Extracted records:
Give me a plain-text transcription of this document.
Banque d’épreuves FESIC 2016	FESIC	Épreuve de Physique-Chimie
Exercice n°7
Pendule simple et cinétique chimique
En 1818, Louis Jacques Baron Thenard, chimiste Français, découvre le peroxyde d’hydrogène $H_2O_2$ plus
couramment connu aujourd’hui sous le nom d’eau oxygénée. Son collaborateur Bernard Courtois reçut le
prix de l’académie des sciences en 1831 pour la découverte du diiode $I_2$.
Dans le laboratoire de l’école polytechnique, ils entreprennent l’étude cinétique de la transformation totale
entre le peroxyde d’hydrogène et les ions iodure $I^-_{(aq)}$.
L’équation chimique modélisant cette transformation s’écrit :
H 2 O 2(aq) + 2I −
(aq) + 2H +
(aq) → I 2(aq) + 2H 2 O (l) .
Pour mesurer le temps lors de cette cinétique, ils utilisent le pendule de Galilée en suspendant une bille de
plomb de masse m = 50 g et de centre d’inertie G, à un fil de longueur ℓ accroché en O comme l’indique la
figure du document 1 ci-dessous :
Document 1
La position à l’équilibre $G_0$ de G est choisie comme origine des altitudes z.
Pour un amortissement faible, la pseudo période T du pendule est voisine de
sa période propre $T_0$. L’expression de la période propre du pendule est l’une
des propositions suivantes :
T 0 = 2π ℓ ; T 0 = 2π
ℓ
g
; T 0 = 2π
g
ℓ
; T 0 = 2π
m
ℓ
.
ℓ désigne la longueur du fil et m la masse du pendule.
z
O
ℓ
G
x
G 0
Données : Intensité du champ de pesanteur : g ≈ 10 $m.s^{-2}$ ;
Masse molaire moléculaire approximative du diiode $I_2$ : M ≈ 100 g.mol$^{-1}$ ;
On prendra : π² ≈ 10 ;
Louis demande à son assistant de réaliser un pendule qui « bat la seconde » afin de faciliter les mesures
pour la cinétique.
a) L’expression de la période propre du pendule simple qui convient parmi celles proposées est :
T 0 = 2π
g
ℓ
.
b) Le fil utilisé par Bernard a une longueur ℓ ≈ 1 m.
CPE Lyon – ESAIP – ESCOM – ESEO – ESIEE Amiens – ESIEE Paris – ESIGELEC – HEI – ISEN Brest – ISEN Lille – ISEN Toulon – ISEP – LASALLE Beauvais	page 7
---
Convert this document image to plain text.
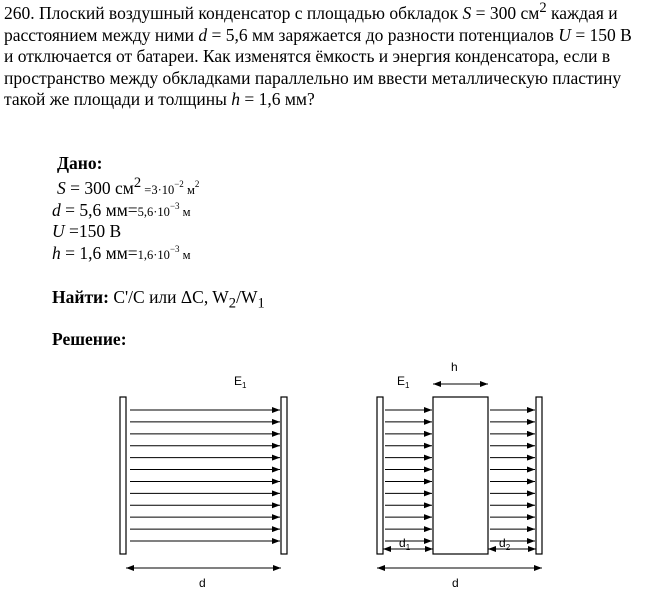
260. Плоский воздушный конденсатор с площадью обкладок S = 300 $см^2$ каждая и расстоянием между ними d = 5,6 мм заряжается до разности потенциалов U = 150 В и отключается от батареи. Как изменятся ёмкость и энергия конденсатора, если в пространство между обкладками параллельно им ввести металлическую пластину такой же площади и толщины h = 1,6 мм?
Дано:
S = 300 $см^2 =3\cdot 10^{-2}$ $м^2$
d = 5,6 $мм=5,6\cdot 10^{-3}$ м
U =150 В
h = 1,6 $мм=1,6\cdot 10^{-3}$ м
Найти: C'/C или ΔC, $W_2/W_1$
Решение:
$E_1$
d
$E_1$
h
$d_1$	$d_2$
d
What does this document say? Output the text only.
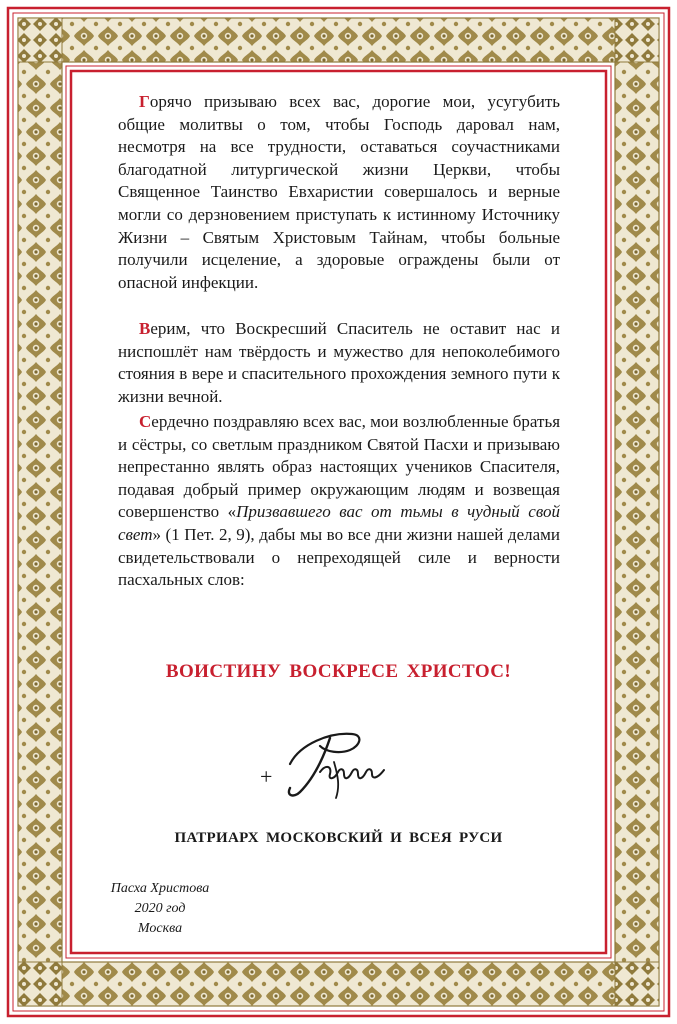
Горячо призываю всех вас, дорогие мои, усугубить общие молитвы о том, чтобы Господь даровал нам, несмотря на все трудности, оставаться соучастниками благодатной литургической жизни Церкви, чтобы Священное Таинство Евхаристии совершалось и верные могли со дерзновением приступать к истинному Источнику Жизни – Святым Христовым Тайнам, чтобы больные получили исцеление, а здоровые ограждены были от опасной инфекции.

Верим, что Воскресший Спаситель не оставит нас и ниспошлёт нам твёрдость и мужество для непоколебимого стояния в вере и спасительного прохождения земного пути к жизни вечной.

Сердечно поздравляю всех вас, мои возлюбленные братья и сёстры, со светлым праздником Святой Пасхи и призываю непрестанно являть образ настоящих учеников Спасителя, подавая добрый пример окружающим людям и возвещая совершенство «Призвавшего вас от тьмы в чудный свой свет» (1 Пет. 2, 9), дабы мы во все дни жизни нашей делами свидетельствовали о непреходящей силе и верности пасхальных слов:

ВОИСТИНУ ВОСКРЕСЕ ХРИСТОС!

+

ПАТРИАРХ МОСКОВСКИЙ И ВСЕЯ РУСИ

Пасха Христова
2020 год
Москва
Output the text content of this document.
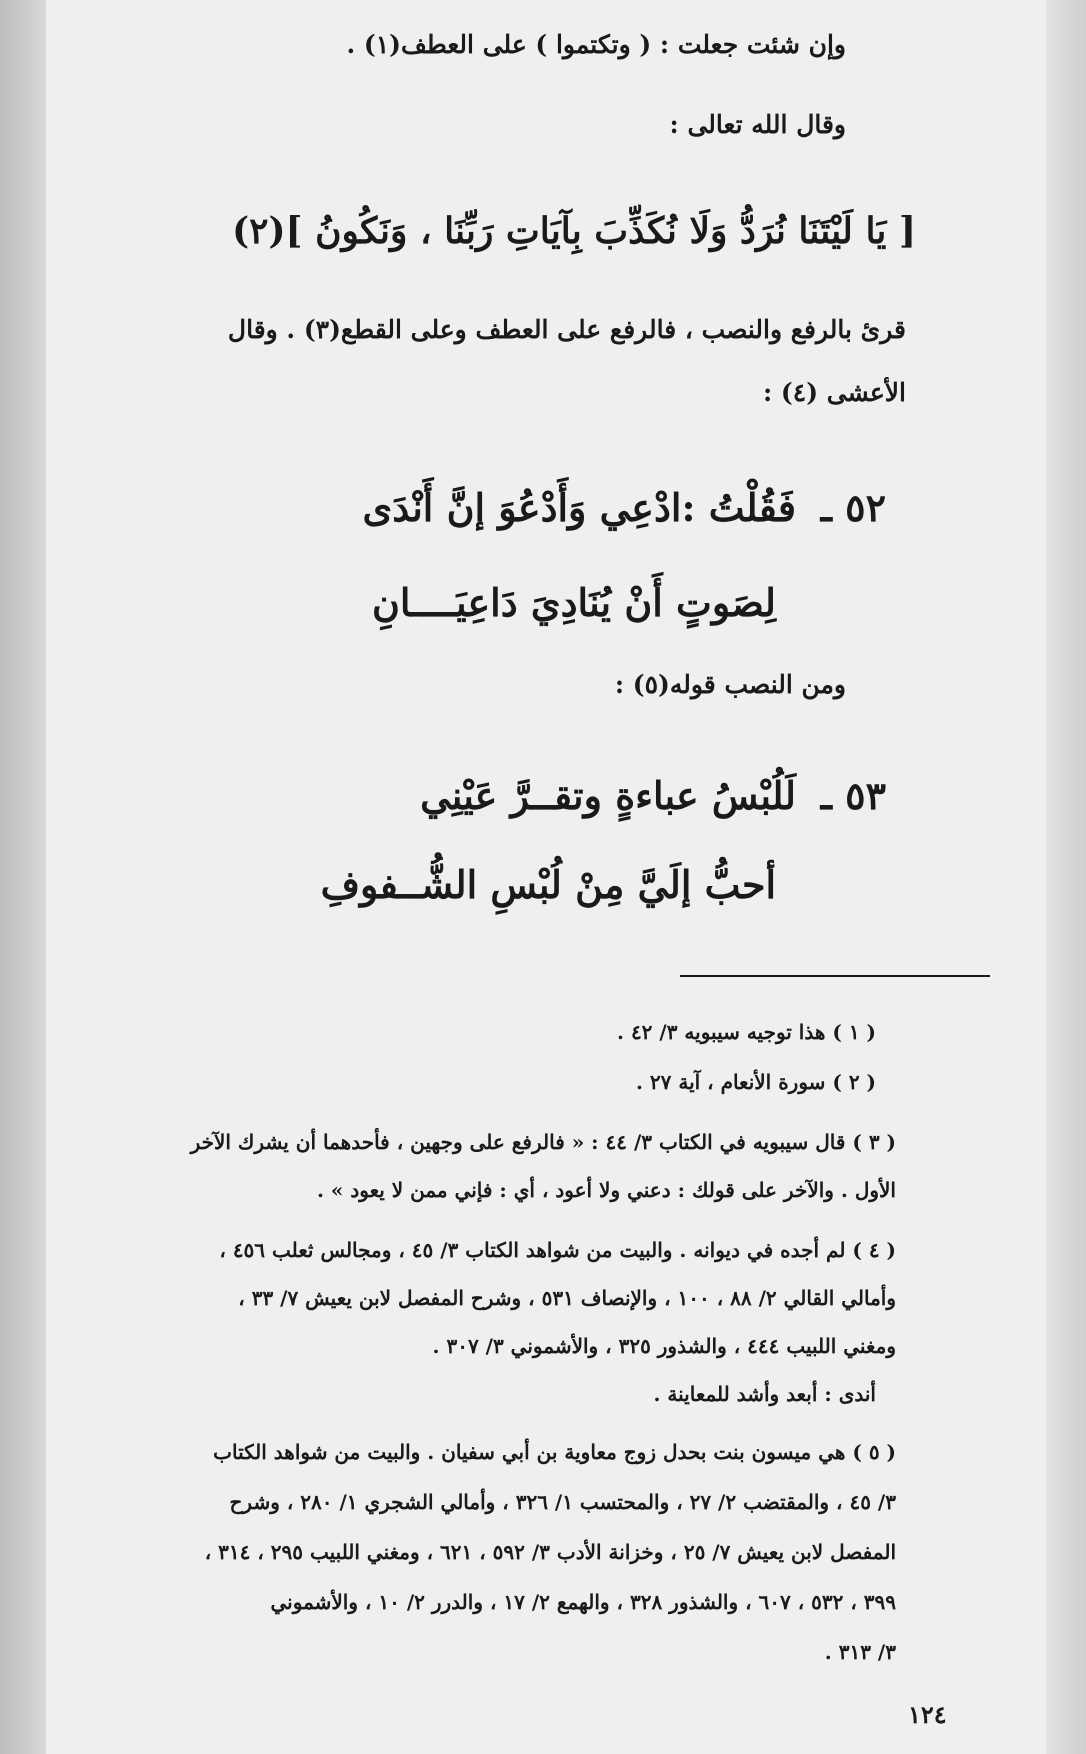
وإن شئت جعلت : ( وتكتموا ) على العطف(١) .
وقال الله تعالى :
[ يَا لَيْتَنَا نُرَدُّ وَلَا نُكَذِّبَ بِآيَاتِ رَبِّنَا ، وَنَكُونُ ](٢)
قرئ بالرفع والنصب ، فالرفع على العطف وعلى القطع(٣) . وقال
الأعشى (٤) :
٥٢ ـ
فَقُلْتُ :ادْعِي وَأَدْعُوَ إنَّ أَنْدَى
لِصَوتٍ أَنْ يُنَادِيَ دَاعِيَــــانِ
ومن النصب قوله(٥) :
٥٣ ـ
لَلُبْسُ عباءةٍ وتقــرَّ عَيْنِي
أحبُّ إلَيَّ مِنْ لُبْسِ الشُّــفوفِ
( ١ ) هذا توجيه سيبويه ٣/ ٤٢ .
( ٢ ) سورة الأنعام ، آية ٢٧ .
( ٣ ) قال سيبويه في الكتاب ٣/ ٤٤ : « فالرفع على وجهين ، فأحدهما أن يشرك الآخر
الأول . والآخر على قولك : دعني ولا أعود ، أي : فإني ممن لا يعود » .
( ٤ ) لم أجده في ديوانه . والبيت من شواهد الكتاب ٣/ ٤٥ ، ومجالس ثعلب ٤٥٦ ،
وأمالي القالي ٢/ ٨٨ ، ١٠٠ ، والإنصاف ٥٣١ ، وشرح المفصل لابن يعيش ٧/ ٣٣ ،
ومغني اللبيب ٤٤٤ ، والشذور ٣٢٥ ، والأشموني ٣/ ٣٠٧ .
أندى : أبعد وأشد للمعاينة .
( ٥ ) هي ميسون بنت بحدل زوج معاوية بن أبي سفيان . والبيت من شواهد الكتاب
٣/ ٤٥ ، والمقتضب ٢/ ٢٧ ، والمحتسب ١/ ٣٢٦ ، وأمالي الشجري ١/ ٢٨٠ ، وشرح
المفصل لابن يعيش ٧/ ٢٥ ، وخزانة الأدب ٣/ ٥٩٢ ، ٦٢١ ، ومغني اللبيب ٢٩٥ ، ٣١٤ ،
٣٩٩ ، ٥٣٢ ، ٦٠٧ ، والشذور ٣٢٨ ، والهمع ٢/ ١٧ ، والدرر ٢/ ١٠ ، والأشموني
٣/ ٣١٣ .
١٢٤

#### [WHAT YOU HAVE TO DO]
Copy each line containing the word "longueur" from the data.

#### [TASK RESULT]
plomb de masse m = 50 g et de centre d’inertie G, à un fil de longueur ℓ accroché en O comme l’indique la
ℓ désigne la longueur du fil et m la masse du pendule.
b) Le fil utilisé par Bernard a une longueur ℓ ≈ 1 m.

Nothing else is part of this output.